▶ _Task objective_
In the material below, the lines containing the word "Comunicación" are required; copy each of them.

▶ _Entries_
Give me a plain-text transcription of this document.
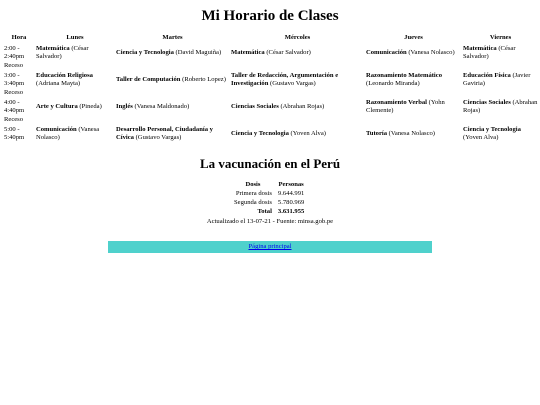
Mi Horario de Clases
Hora	Lunes	Martes	Mércoles	Jueves	Viernes
2:00 - 2:40pm	Matemática (César Salvador)	Ciencia y Tecnologia (David Maguiña)	Matemática (César Salvador)	Comunicación (Vanesa Nolasco)	Matemática (César Salvador)
Receso					
3:00 - 3:40pm	Educación Religiosa (Adriana Mayta)	Taller de Computación (Roberto Lopez)	Taller de Redacción, Argumentación e Investigación (Gustavo Vargas)	Razonamiento Matemático (Leonardo Miranda)	Educación Física (Javier Gaviria)
Receso					
4:00 - 4:40pm	Arte y Cultura (Pineda)	Inglés (Vanesa Maldonado)	Ciencias Sociales (Abrahan Rojas)	Razonamiento Verbal (Yohn Clemente)	Ciencias Sociales (Abrahan Rojas)
Receso					
5:00 - 5:40pm	Comunicación (Vanesa Nolasco)	Desarrollo Personal, Ciudadanía y Cívica (Gustavo Vargas)	Ciencia y Tecnologia (Yoven Alva)	Tutoría (Vanesa Nolasco)	Ciencia y Tecnologia (Yoven Alva)
La vacunación en el Perú
Dosis	Personas
Primera dosis	9.644.991
Segunda dosis	5.780.969
Total	3.631.955
Actualizado el 13-07-21 - Fuente: minsa.gob.pe
Página principal
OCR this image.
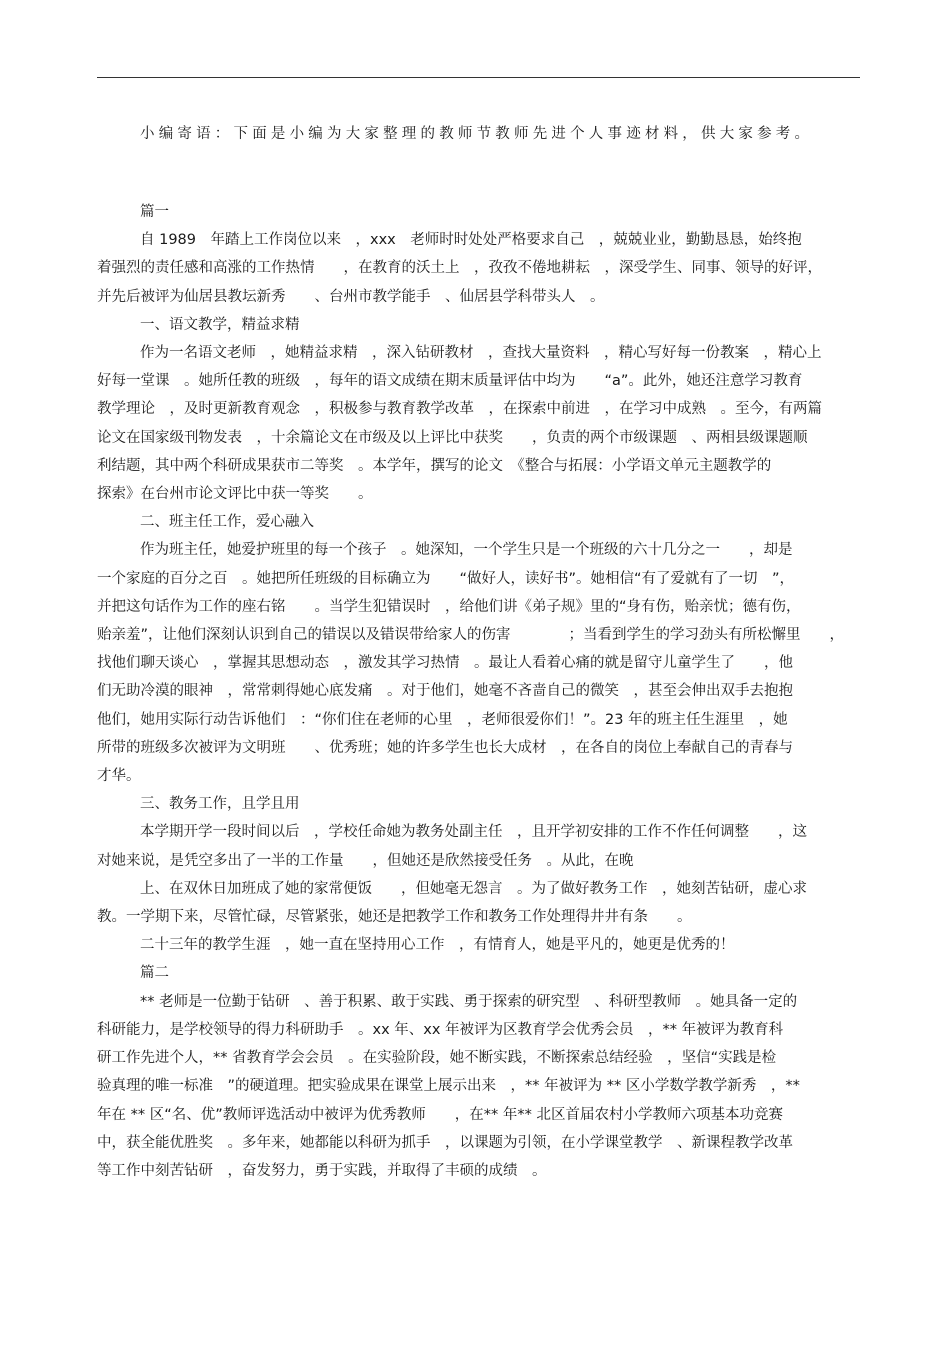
小编寄语：下面是小编为大家整理的教师节教师先进个人事迹材料，供大家参考。

篇一

自 1989　年踏上工作岗位以来　，xxx　老师时时处处严格要求自己　，兢兢业业，勤勤恳恳，始终抱

着强烈的责任感和高涨的工作热情　　，在教育的沃土上　，孜孜不倦地耕耘　，深受学生、同事、领导的好评，

并先后被评为仙居县教坛新秀　　、台州市教学能手　、仙居县学科带头人　。

一、语文教学，精益求精

作为一名语文老师　，她精益求精　，深入钻研教材　，查找大量资料　，精心写好每一份教案　，精心上

好每一堂课　。她所任教的班级　，每年的语文成绩在期末质量评估中均为　　“a”。此外，她还注意学习教育

教学理论　，及时更新教育观念　，积极参与教育教学改革　，在探索中前进　，在学习中成熟　。至今，有两篇

论文在国家级刊物发表　，十余篇论文在市级及以上评比中获奖　　，负责的两个市级课题　、两相县级课题顺

利结题，其中两个科研成果获市二等奖　。本学年，撰写的论文　《整合与拓展：小学语文单元主题教学的

探索》在台州市论文评比中获一等奖　　。

二、班主任工作，爱心融入

作为班主任，她爱护班里的每一个孩子　。她深知，一个学生只是一个班级的六十几分之一　　，却是

一个家庭的百分之百　。她把所任班级的目标确立为　　“做好人，读好书”。她相信“有了爱就有了一切　”，

并把这句话作为工作的座右铭　　。当学生犯错误时　，给他们讲《弟子规》里的“身有伤，贻亲忧；德有伤，

贻亲羞”，让他们深刻认识到自己的错误以及错误带给家人的伤害　　　　；当看到学生的学习劲头有所松懈里　　，

找他们聊天谈心　，掌握其思想动态　，激发其学习热情　。最让人看着心痛的就是留守儿童学生了　　，他

们无助冷漠的眼神　，常常刺得她心底发痛　。对于他们，她毫不吝啬自己的微笑　，甚至会伸出双手去抱抱

他们，她用实际行动告诉他们　：“你们住在老师的心里　，老师很爱你们！”。23 年的班主任生涯里　，她

所带的班级多次被评为文明班　　、优秀班；她的许多学生也长大成材　，在各自的岗位上奉献自己的青春与

才华。

三、教务工作，且学且用

本学期开学一段时间以后　，学校任命她为教务处副主任　，且开学初安排的工作不作任何调整　　，这

对她来说，是凭空多出了一半的工作量　　，但她还是欣然接受任务　。从此，在晚

上、在双休日加班成了她的家常便饭　　，但她毫无怨言　。为了做好教务工作　，她刻苦钻研，虚心求

教。一学期下来，尽管忙碌，尽管紧张，她还是把教学工作和教务工作处理得井井有条　　。

二十三年的教学生涯　，她一直在坚持用心工作　，有情育人，她是平凡的，她更是优秀的！

篇二

** 老师是一位勤于钻研　、善于积累、敢于实践、勇于探索的研究型　、科研型教师　。她具备一定的

科研能力，是学校领导的得力科研助手　。xx 年、xx 年被评为区教育学会优秀会员　，** 年被评为教育科

研工作先进个人，** 省教育学会会员　。在实验阶段，她不断实践，不断探索总结经验　，坚信“实践是检

验真理的唯一标准　”的硬道理。把实验成果在课堂上展示出来　，** 年被评为 ** 区小学数学教学新秀　，**

年在 ** 区“名、优”教师评选活动中被评为优秀教师　　，在** 年** 北区首届农村小学教师六项基本功竞赛

中，获全能优胜奖　。多年来，她都能以科研为抓手　，以课题为引领，在小学课堂教学　、新课程教学改革

等工作中刻苦钻研　，奋发努力，勇于实践，并取得了丰硕的成绩　。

▶ _Result of the task_
2:00 - 2:40pm	Matemática (César Salvador)	Ciencia y Tecnologia (David Maguiña)	Matemática (César Salvador)	Comunicación (Vanesa Nolasco)	Matemática (César Salvador)
5:00 - 5:40pm	Comunicación (Vanesa Nolasco)	Desarrollo Personal, Ciudadanía y Cívica (Gustavo Vargas)	Ciencia y Tecnologia (Yoven Alva)	Tutoría (Vanesa Nolasco)	Ciencia y Tecnologia (Yoven Alva)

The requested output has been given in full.